### Okunacak Metin ###

Logo

2. Hukuk Dairesi2023/4765 E. 2024/3542 K.

Yapay Zeka Özeti

Uyuşmazlık: Karşılıklı boşanma davasında kusur belirlemesi, tedbir ve yoksulluk nafakası ile maddi ve manevi tazminat taleplerinin yerinde olup olmadığı.

Gerekçe ve Sonuç: Tarafların karşılıklı iddia ve savunmalarına, dayandıkları belgelere, uyuşmazlığa uygulanması gereken hukuk kuralları ile hukuki ilişkinin nitelendirilmesine, dava şartlarına, yargılama ve ispat kuralları ile kararda belirtilen gerekçelere göre usul ve kanuna uygun bulunduğundan Bölge Adliye Mahkemesi kararının onanmasına karar verilmiştir.

Karar Metni

"İçtihat Metni"

MAHKEMESİ : İstanbul Bölge Adliye Mahkemesi 42. Hukuk Dairesi

SAYISI : 2021/40 E., 2023/28 K.

KARAR : Başvurunun kısmen kabulü ile yeniden esas hakkında hüküm kurma

İLK DERECE MAHKEMESİ : Büyükçekmece 5. Aile Mahkemesi

SAYISI : 2018/33 E., 2020/774 K.

Taraflar arasındaki karşılıklı boşanma davasından dolayı yapılan yargılama sonunda İlk Derece Mahkemesince asıl davanın kabulüne, karşı davanın reddine karar verilmiştir.

Kararın davalı-karşı davacı kadın vekili tarafından istinaf edilmesi üzerine, Bölge Adliye Mahkemesince istinaf başvurusunun kısmen kabulü ile İlk Derece Mahkemesi hükmü kısmen kaldırılarak bu yönlerden yeniden esas hakkında karar verilmiştir.

### Çıkarılan Veriler ###

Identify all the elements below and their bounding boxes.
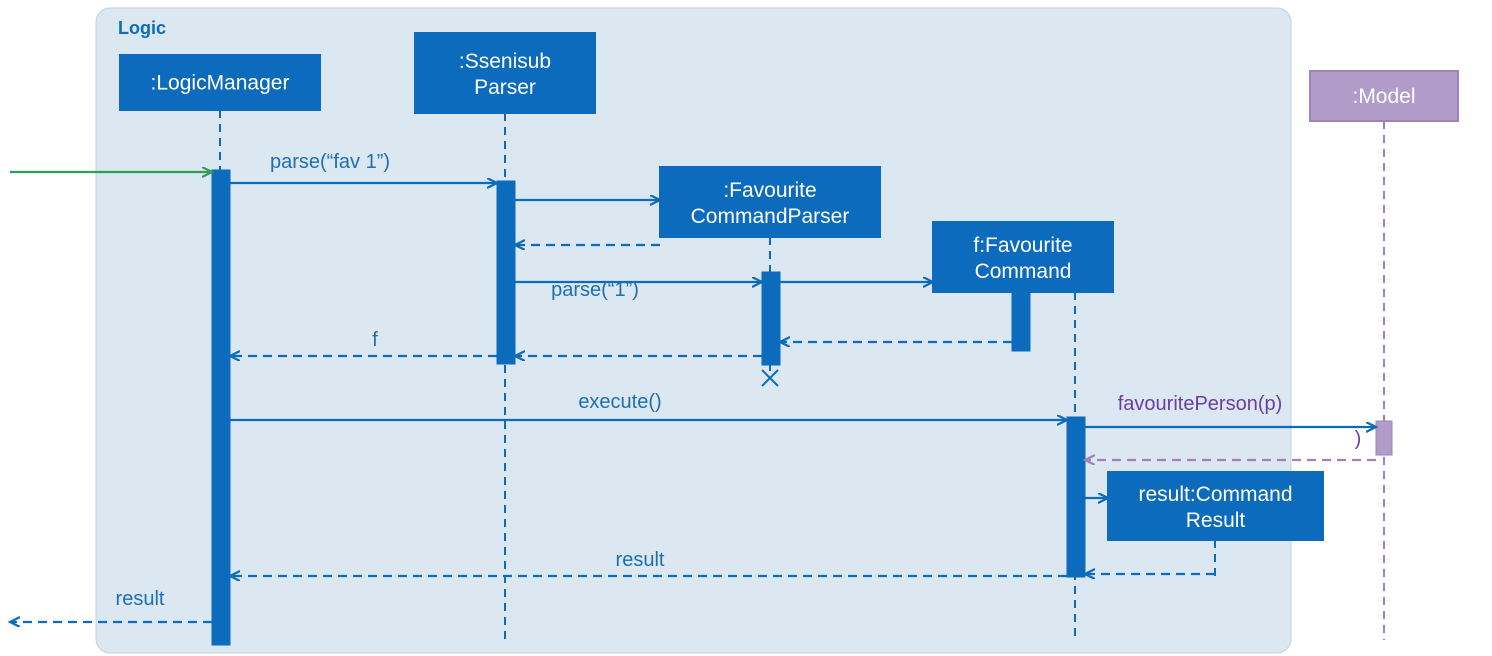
lifeline-label-result: Result — [1186, 509, 1246, 532]
activation-parser — [497, 181, 515, 364]
lifeline-label-model: :Model — [1352, 85, 1415, 108]
logic-frame-label: Logic — [118, 18, 166, 38]
lifeline-label-fcp: :Favourite — [723, 179, 816, 202]
lifeline-label-logic: :LogicManager — [151, 72, 290, 95]
message-label-favperson: favouritePerson(p) — [1118, 393, 1283, 415]
lifeline-label-fcp: CommandParser — [691, 205, 850, 228]
activation-fcp — [762, 272, 780, 365]
lifeline-label-result: result:Command — [1138, 483, 1292, 506]
activation-logic — [212, 170, 230, 645]
message-label-out: result — [116, 588, 165, 610]
message-label-f_return: f — [372, 329, 378, 351]
lifeline-head-parser — [415, 33, 595, 113]
activation-fav1 — [1012, 287, 1030, 351]
lifeline-label-parser: Parser — [474, 76, 536, 99]
activation-model — [1376, 421, 1392, 455]
message-label-execute: execute() — [578, 391, 661, 413]
activation-fav2 — [1067, 417, 1085, 577]
lifeline-label-fav: f:Favourite — [973, 234, 1072, 257]
favperson-paren: ) — [1355, 428, 1362, 450]
message-label-parse1: parse(“fav 1”) — [270, 151, 390, 173]
message-label-parse2: parse(“1”) — [551, 279, 639, 301]
lifeline-label-parser: :Ssenisub — [459, 50, 551, 73]
message-label-result_ret: result — [616, 549, 665, 571]
lifeline-label-fav: Command — [975, 260, 1072, 283]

###

**Verilen Görev**
Aşağıdaki ifadelerin yukarıdaki karar metniyle uyuşup uyuşmadığını belirleyiniz. Her biri için "evet" veya "hayır" deyip karar metninden belirleyici sözcükleri aynen aktarınız: (a) İlk derece mahkemesi Büyükçekmece 5. Aile Mahkemesi'dir. (b) İlk Derece Mahkemesi karşı davayı kabul etmiştir. (c) Bölge Adliye Mahkemesi istinaf başvurusunu tamamen reddetmiştir.

**Yazılı Çözüm**
(a) Evet: "İLK DERECE MAHKEMESİ : Büyükçekmece 5. Aile Mahkemesi"
(b) Hayır: "asıl davanın kabulüne, karşı davanın reddine karar verilmiştir"
(c) Hayır: "istinaf başvurusunun kısmen kabulü ile İlk Derece Mahkemesi hükmü kısmen kaldırılarak"